## Input material
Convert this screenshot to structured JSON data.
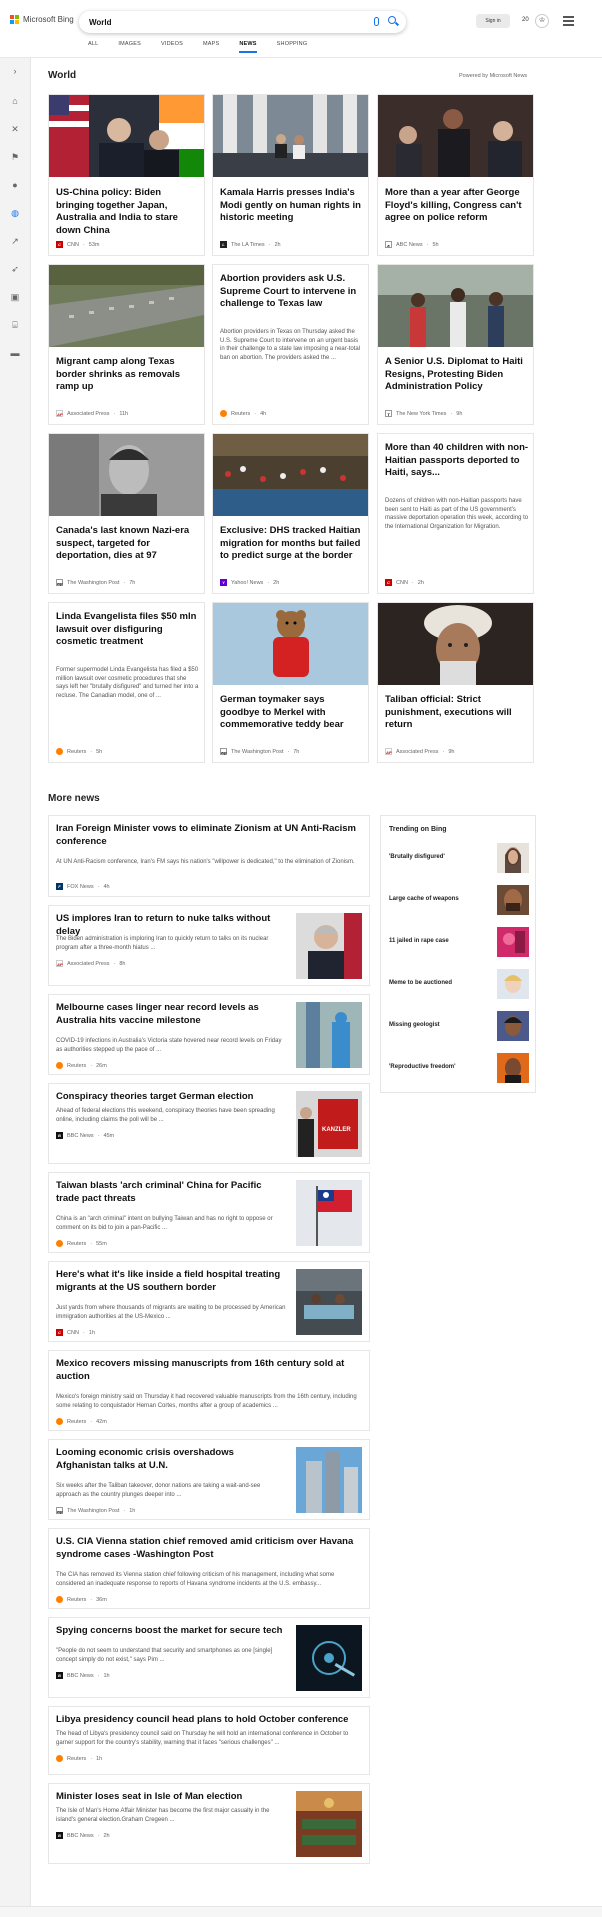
{
  "header": {
    "brand": "Microsoft Bing",
    "query": "World",
    "signin": "Sign in",
    "points": "20",
    "tabs": [
      "ALL",
      "IMAGES",
      "VIDEOS",
      "MAPS",
      "NEWS",
      "SHOPPING"
    ],
    "active_tab": "NEWS"
  },
  "world": {
    "title": "World",
    "powered": "Powered by Microsoft News",
    "cards": [
      {
        "title": "US-China policy: Biden bringing together Japan, Australia and India to stare down China",
        "source": "CNN",
        "time": "53m"
      },
      {
        "title": "Kamala Harris presses India's Modi gently on human rights in historic meeting",
        "source": "The LA Times",
        "time": "2h"
      },
      {
        "title": "More than a year after George Floyd's killing, Congress can't agree on police reform",
        "source": "ABC News",
        "time": "5h"
      },
      {
        "title": "Migrant camp along Texas border shrinks as removals ramp up",
        "source": "Associated Press",
        "time": "11h"
      },
      {
        "title": "Abortion providers ask U.S. Supreme Court to intervene in challenge to Texas law",
        "desc": "Abortion providers in Texas on Thursday asked the U.S. Supreme Court to intervene on an urgent basis in their challenge to a state law imposing a near-total ban on abortion. The providers asked the ...",
        "source": "Reuters",
        "time": "4h"
      },
      {
        "title": "A Senior U.S. Diplomat to Haiti Resigns, Protesting Biden Administration Policy",
        "source": "The New York Times",
        "time": "9h"
      },
      {
        "title": "Canada's last known Nazi-era suspect, targeted for deportation, dies at 97",
        "source": "The Washington Post",
        "time": "7h"
      },
      {
        "title": "Exclusive: DHS tracked Haitian migration for months but failed to predict surge at the border",
        "source": "Yahoo! News",
        "time": "2h"
      },
      {
        "title": "More than 40 children with non-Haitian passports deported to Haiti, says...",
        "desc": "Dozens of children with non-Haitian passports have been sent to Haiti as part of the US government's massive deportation operation this week, according to the International Organization for Migration.",
        "source": "CNN",
        "time": "2h"
      },
      {
        "title": "Linda Evangelista files $50 mln lawsuit over disfiguring cosmetic treatment",
        "desc": "Former supermodel Linda Evangelista has filed a $50 million lawsuit over cosmetic procedures that she says left her \"brutally disfigured\" and turned her into a recluse. The Canadian model, one of ...",
        "source": "Reuters",
        "time": "5h"
      },
      {
        "title": "German toymaker says goodbye to Merkel with commemorative teddy bear",
        "source": "The Washington Post",
        "time": "7h"
      },
      {
        "title": "Taliban official: Strict punishment, executions will return",
        "source": "Associated Press",
        "time": "9h"
      }
    ]
  },
  "more_news": {
    "title": "More news",
    "items": [
      {
        "title": "Iran Foreign Minister vows to eliminate Zionism at UN Anti-Racism conference",
        "desc": "At UN Anti-Racism conference, Iran's FM says his nation's \"willpower is dedicated,\" to the elimination of Zionism.",
        "source": "FOX News",
        "time": "4h"
      },
      {
        "title": "US implores Iran to return to nuke talks without delay",
        "desc": "The Biden administration is imploring Iran to quickly return to talks on its nuclear program after a three-month hiatus ...",
        "source": "Associated Press",
        "time": "8h"
      },
      {
        "title": "Melbourne cases linger near record levels as Australia hits vaccine milestone",
        "desc": "COVID-19 infections in Australia's Victoria state hovered near record levels on Friday as authorities stepped up the pace of ...",
        "source": "Reuters",
        "time": "26m"
      },
      {
        "title": "Conspiracy theories target German election",
        "desc": "Ahead of federal elections this weekend, conspiracy theories have been spreading online, including claims the poll will be ...",
        "source": "BBC News",
        "time": "45m"
      },
      {
        "title": "Taiwan blasts 'arch criminal' China for Pacific trade pact threats",
        "desc": "China is an \"arch criminal\" intent on bullying Taiwan and has no right to oppose or comment on its bid to join a pan-Pacific ...",
        "source": "Reuters",
        "time": "55m"
      },
      {
        "title": "Here's what it's like inside a field hospital treating migrants at the US southern border",
        "desc": "Just yards from where thousands of migrants are waiting to be processed by American immigration authorities at the US-Mexico ...",
        "source": "CNN",
        "time": "1h"
      },
      {
        "title": "Mexico recovers missing manuscripts from 16th century sold at auction",
        "desc": "Mexico's foreign ministry said on Thursday it had recovered valuable manuscripts from the 16th century, including some relating to conquistador Hernan Cortes, months after a group of academics ...",
        "source": "Reuters",
        "time": "42m"
      },
      {
        "title": "Looming economic crisis overshadows Afghanistan talks at U.N.",
        "desc": "Six weeks after the Taliban takeover, donor nations are taking a wait-and-see approach as the country plunges deeper into ...",
        "source": "The Washington Post",
        "time": "1h"
      },
      {
        "title": "U.S. CIA Vienna station chief removed amid criticism over Havana syndrome cases -Washington Post",
        "desc": "The CIA has removed its Vienna station chief following criticism of his management, including what some considered an inadequate response to reports of Havana syndrome incidents at the U.S. embassy...",
        "source": "Reuters",
        "time": "36m"
      },
      {
        "title": "Spying concerns boost the market for secure tech",
        "desc": "\"People do not seem to understand that security and smartphones as one [single] concept simply do not exist,\" says Pim ...",
        "source": "BBC News",
        "time": "1h"
      },
      {
        "title": "Libya presidency council head plans to hold October conference",
        "desc": "The head of Libya's presidency council said on Thursday he will hold an international conference in October to garner support for the country's stability, warning that it faces \"serious challenges\" ...",
        "source": "Reuters",
        "time": "1h"
      },
      {
        "title": "Minister loses seat in Isle of Man election",
        "desc": "The Isle of Man's Home Affair Minister has become the first major casualty in the island's general election.Graham Cregeen ...",
        "source": "BBC News",
        "time": "2h"
      }
    ]
  },
  "trending": {
    "title": "Trending on Bing",
    "items": [
      "'Brutally disfigured'",
      "Large cache of weapons",
      "11 jailed in rape case",
      "Meme to be auctioned",
      "Missing geologist",
      "'Reproductive freedom'"
    ]
  },
  "icons": {
    "search": "search-icon",
    "mic": "microphone-icon",
    "menu": "hamburger-menu-icon",
    "reward": "rewards-icon"
  }
}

## What you are asked to do
Return all of the data exactly as written, and drop the pictures.

## Written response
Convert this screenshot to structured JSON data.
{
  "header": {
    "brand": "Microsoft Bing",
    "query": "World",
    "signin": "Sign in",
    "points": "20",
    "tabs": [
      "ALL",
      "IMAGES",
      "VIDEOS",
      "MAPS",
      "NEWS",
      "SHOPPING"
    ],
    "active_tab": "NEWS"
  },
  "world": {
    "title": "World",
    "powered": "Powered by Microsoft News",
    "cards": [
      {
        "title": "US-China policy: Biden bringing together Japan, Australia and India to stare down China",
        "source": "CNN",
        "time": "53m"
      },
      {
        "title": "Kamala Harris presses India's Modi gently on human rights in historic meeting",
        "source": "The LA Times",
        "time": "2h"
      },
      {
        "title": "More than a year after George Floyd's killing, Congress can't agree on police reform",
        "source": "ABC News",
        "time": "5h"
      },
      {
        "title": "Migrant camp along Texas border shrinks as removals ramp up",
        "source": "Associated Press",
        "time": "11h"
      },
      {
        "title": "Abortion providers ask U.S. Supreme Court to intervene in challenge to Texas law",
        "desc": "Abortion providers in Texas on Thursday asked the U.S. Supreme Court to intervene on an urgent basis in their challenge to a state law imposing a near-total ban on abortion. The providers asked the ...",
        "source": "Reuters",
        "time": "4h"
      },
      {
        "title": "A Senior U.S. Diplomat to Haiti Resigns, Protesting Biden Administration Policy",
        "source": "The New York Times",
        "time": "9h"
      },
      {
        "title": "Canada's last known Nazi-era suspect, targeted for deportation, dies at 97",
        "source": "The Washington Post",
        "time": "7h"
      },
      {
        "title": "Exclusive: DHS tracked Haitian migration for months but failed to predict surge at the border",
        "source": "Yahoo! News",
        "time": "2h"
      },
      {
        "title": "More than 40 children with non-Haitian passports deported to Haiti, says...",
        "desc": "Dozens of children with non-Haitian passports have been sent to Haiti as part of the US government's massive deportation operation this week, according to the International Organization for Migration.",
        "source": "CNN",
        "time": "2h"
      },
      {
        "title": "Linda Evangelista files $50 mln lawsuit over disfiguring cosmetic treatment",
        "desc": "Former supermodel Linda Evangelista has filed a $50 million lawsuit over cosmetic procedures that she says left her \"brutally disfigured\" and turned her into a recluse. The Canadian model, one of ...",
        "source": "Reuters",
        "time": "5h"
      },
      {
        "title": "German toymaker says goodbye to Merkel with commemorative teddy bear",
        "source": "The Washington Post",
        "time": "7h"
      },
      {
        "title": "Taliban official: Strict punishment, executions will return",
        "source": "Associated Press",
        "time": "9h"
      }
    ]
  },
  "more_news": {
    "title": "More news",
    "items": [
      {
        "title": "Iran Foreign Minister vows to eliminate Zionism at UN Anti-Racism conference",
        "desc": "At UN Anti-Racism conference, Iran's FM says his nation's \"willpower is dedicated,\" to the elimination of Zionism.",
        "source": "FOX News",
        "time": "4h"
      },
      {
        "title": "US implores Iran to return to nuke talks without delay",
        "desc": "The Biden administration is imploring Iran to quickly return to talks on its nuclear program after a three-month hiatus ...",
        "source": "Associated Press",
        "time": "8h"
      },
      {
        "title": "Melbourne cases linger near record levels as Australia hits vaccine milestone",
        "desc": "COVID-19 infections in Australia's Victoria state hovered near record levels on Friday as authorities stepped up the pace of ...",
        "source": "Reuters",
        "time": "26m"
      },
      {
        "title": "Conspiracy theories target German election",
        "desc": "Ahead of federal elections this weekend, conspiracy theories have been spreading online, including claims the poll will be ...",
        "source": "BBC News",
        "time": "45m"
      },
      {
        "title": "Taiwan blasts 'arch criminal' China for Pacific trade pact threats",
        "desc": "China is an \"arch criminal\" intent on bullying Taiwan and has no right to oppose or comment on its bid to join a pan-Pacific ...",
        "source": "Reuters",
        "time": "55m"
      },
      {
        "title": "Here's what it's like inside a field hospital treating migrants at the US southern border",
        "desc": "Just yards from where thousands of migrants are waiting to be processed by American immigration authorities at the US-Mexico ...",
        "source": "CNN",
        "time": "1h"
      },
      {
        "title": "Mexico recovers missing manuscripts from 16th century sold at auction",
        "desc": "Mexico's foreign ministry said on Thursday it had recovered valuable manuscripts from the 16th century, including some relating to conquistador Hernan Cortes, months after a group of academics ...",
        "source": "Reuters",
        "time": "42m"
      },
      {
        "title": "Looming economic crisis overshadows Afghanistan talks at U.N.",
        "desc": "Six weeks after the Taliban takeover, donor nations are taking a wait-and-see approach as the country plunges deeper into ...",
        "source": "The Washington Post",
        "time": "1h"
      },
      {
        "title": "U.S. CIA Vienna station chief removed amid criticism over Havana syndrome cases -Washington Post",
        "desc": "The CIA has removed its Vienna station chief following criticism of his management, including what some considered an inadequate response to reports of Havana syndrome incidents at the U.S. embassy...",
        "source": "Reuters",
        "time": "36m"
      },
      {
        "title": "Spying concerns boost the market for secure tech",
        "desc": "\"People do not seem to understand that security and smartphones as one [single] concept simply do not exist,\" says Pim ...",
        "source": "BBC News",
        "time": "1h"
      },
      {
        "title": "Libya presidency council head plans to hold October conference",
        "desc": "The head of Libya's presidency council said on Thursday he will hold an international conference in October to garner support for the country's stability, warning that it faces \"serious challenges\" ...",
        "source": "Reuters",
        "time": "1h"
      },
      {
        "title": "Minister loses seat in Isle of Man election",
        "desc": "The Isle of Man's Home Affair Minister has become the first major casualty in the island's general election.Graham Cregeen ...",
        "source": "BBC News",
        "time": "2h"
      }
    ]
  },
  "trending": {
    "title": "Trending on Bing",
    "items": [
      "'Brutally disfigured'",
      "Large cache of weapons",
      "11 jailed in rape case",
      "Meme to be auctioned",
      "Missing geologist",
      "'Reproductive freedom'"
    ]
  },
  "icons": {
    "search": "search-icon",
    "mic": "microphone-icon",
    "menu": "hamburger-menu-icon",
    "reward": "rewards-icon"
  }
}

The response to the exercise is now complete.